Goal of the exercise:
Copy out all of the data below with no alterations.

Data entries:
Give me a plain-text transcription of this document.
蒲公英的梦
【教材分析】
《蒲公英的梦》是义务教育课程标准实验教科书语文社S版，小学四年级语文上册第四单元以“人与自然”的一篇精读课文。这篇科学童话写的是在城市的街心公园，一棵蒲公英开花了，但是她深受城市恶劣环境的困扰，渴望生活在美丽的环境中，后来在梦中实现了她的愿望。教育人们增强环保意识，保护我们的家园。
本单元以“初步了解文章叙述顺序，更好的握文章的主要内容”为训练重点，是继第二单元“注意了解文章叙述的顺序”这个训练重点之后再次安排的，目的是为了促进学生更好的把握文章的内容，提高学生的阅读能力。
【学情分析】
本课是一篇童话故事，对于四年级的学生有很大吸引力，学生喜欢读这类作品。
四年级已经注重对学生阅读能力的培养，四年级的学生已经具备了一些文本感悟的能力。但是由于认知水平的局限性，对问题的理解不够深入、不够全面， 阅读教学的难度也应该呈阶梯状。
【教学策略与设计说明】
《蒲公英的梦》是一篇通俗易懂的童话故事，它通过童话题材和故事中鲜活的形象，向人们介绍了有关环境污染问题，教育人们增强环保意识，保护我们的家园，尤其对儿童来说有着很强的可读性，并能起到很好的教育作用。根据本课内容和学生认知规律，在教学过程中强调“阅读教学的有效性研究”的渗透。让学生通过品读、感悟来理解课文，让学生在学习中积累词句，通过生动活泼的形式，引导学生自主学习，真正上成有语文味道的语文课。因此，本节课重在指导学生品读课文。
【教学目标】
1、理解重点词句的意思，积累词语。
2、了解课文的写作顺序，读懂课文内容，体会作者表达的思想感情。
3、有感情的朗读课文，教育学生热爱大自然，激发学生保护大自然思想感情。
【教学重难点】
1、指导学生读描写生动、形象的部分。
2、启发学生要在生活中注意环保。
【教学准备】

Result of the exercise:
Give me a plain-text transcription of this document.
蒲公英的梦
【教材分析】
《蒲公英的梦》是义务教育课程标准实验教科书语文社S版，小学四年级语文上册第四单元以“人与自然”的一篇精读课文。这篇科学童话写的是在城市的街心公园，一棵蒲公英开花了，但是她深受城市恶劣环境的困扰，渴望生活在美丽的环境中，后来在梦中实现了她的愿望。教育人们增强环保意识，保护我们的家园。
本单元以“初步了解文章叙述顺序，更好的握文章的主要内容”为训练重点，是继第二单元“注意了解文章叙述的顺序”这个训练重点之后再次安排的，目的是为了促进学生更好的把握文章的内容，提高学生的阅读能力。
【学情分析】
本课是一篇童话故事，对于四年级的学生有很大吸引力，学生喜欢读这类作品。
四年级已经注重对学生阅读能力的培养，四年级的学生已经具备了一些文本感悟的能力。但是由于认知水平的局限性，对问题的理解不够深入、不够全面， 阅读教学的难度也应该呈阶梯状。
【教学策略与设计说明】
《蒲公英的梦》是一篇通俗易懂的童话故事，它通过童话题材和故事中鲜活的形象，向人们介绍了有关环境污染问题，教育人们增强环保意识，保护我们的家园，尤其对儿童来说有着很强的可读性，并能起到很好的教育作用。根据本课内容和学生认知规律，在教学过程中强调“阅读教学的有效性研究”的渗透。让学生通过品读、感悟来理解课文，让学生在学习中积累词句，通过生动活泼的形式，引导学生自主学习，真正上成有语文味道的语文课。因此，本节课重在指导学生品读课文。
【教学目标】
1、理解重点词句的意思，积累词语。
2、了解课文的写作顺序，读懂课文内容，体会作者表达的思想感情。
3、有感情的朗读课文，教育学生热爱大自然，激发学生保护大自然思想感情。
【教学重难点】
1、指导学生读描写生动、形象的部分。
2、启发学生要在生活中注意环保。
【教学准备】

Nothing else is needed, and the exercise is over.